* **REQUIRED TASK**:
Copy the lines holding the word "xlabel", all of them.

• • • • •

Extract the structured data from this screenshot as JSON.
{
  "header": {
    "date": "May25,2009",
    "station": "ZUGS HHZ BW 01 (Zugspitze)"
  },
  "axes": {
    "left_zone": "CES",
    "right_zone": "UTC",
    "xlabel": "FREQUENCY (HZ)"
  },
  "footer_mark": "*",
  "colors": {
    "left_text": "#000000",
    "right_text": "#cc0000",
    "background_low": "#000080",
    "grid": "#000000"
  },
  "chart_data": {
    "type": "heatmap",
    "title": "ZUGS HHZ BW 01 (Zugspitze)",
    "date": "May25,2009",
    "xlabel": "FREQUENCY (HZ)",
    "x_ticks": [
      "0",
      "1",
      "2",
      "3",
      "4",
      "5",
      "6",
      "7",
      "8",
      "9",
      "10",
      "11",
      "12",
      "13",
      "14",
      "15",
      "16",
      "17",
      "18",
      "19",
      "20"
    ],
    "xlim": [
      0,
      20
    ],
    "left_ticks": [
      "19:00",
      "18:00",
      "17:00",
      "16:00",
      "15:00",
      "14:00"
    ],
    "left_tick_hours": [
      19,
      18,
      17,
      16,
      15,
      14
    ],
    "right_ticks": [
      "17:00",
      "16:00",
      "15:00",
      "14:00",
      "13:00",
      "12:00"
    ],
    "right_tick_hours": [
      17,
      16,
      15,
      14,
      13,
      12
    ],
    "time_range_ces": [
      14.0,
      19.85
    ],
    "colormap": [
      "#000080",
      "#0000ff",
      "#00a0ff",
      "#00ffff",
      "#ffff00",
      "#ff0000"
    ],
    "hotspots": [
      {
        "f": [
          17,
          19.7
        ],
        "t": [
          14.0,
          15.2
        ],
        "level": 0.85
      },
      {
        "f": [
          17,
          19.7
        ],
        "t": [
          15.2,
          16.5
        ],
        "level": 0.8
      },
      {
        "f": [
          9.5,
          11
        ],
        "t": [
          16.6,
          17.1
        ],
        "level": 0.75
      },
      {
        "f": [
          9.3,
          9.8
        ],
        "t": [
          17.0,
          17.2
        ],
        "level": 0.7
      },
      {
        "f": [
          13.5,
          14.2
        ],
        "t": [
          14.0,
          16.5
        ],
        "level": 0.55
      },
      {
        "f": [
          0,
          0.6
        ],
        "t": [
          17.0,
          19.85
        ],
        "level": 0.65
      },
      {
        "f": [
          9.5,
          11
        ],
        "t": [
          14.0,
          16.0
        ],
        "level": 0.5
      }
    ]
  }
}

• • • • •

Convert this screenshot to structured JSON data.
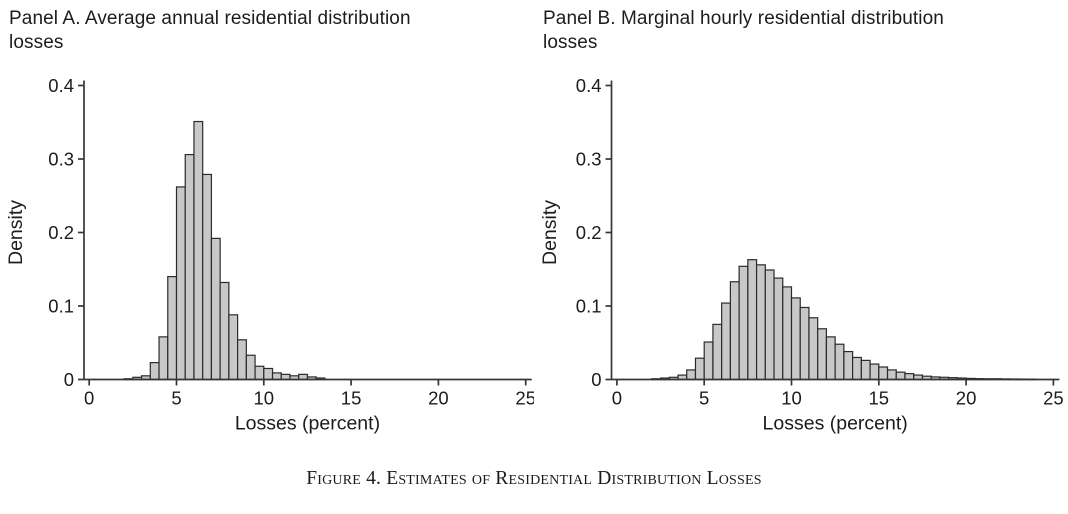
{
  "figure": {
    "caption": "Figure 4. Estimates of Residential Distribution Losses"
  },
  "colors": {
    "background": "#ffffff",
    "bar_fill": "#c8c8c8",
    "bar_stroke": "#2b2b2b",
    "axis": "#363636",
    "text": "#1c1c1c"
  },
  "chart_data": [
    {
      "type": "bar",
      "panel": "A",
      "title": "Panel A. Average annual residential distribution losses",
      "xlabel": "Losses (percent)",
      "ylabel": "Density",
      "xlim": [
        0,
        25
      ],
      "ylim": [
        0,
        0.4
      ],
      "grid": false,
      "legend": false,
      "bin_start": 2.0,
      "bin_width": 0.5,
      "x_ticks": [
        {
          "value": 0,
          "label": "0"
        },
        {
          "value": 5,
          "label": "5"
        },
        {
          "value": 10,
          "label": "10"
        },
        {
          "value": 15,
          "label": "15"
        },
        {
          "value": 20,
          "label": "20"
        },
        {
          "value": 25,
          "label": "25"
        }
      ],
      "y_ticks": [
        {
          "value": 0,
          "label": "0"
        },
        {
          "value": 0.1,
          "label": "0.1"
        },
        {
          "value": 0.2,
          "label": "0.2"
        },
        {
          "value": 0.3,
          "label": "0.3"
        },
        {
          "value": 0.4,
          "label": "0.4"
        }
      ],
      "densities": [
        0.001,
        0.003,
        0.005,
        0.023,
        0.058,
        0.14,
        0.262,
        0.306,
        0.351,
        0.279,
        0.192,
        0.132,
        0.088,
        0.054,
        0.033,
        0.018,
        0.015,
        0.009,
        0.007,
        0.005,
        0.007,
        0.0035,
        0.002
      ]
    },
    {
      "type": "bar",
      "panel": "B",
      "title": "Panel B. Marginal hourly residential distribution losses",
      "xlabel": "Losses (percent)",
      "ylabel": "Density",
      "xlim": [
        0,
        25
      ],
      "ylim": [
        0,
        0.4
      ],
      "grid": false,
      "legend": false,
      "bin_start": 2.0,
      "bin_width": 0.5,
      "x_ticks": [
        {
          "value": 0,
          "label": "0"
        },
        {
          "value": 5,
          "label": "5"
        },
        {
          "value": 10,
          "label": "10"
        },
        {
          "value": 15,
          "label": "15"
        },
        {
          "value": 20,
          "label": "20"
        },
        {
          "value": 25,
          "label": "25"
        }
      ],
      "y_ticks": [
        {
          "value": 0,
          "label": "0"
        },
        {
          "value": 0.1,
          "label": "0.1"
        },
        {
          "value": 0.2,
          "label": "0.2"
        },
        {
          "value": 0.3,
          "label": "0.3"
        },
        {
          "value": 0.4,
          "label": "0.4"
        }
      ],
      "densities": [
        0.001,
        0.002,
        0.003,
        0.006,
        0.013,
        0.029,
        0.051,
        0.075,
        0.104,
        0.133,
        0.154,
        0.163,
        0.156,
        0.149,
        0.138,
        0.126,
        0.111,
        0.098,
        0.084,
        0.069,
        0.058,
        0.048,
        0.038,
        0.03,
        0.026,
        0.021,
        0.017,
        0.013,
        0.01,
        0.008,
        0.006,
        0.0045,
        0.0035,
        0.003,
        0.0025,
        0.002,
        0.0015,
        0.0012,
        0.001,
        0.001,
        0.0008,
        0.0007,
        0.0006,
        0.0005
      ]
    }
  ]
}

• • • • •

* **TASK ANSWER**:
    "xlabel": "FREQUENCY (HZ)"
    "xlabel": "FREQUENCY (HZ)",
      "xlabel": "Losses (percent)",
      "xlabel": "Losses (percent)",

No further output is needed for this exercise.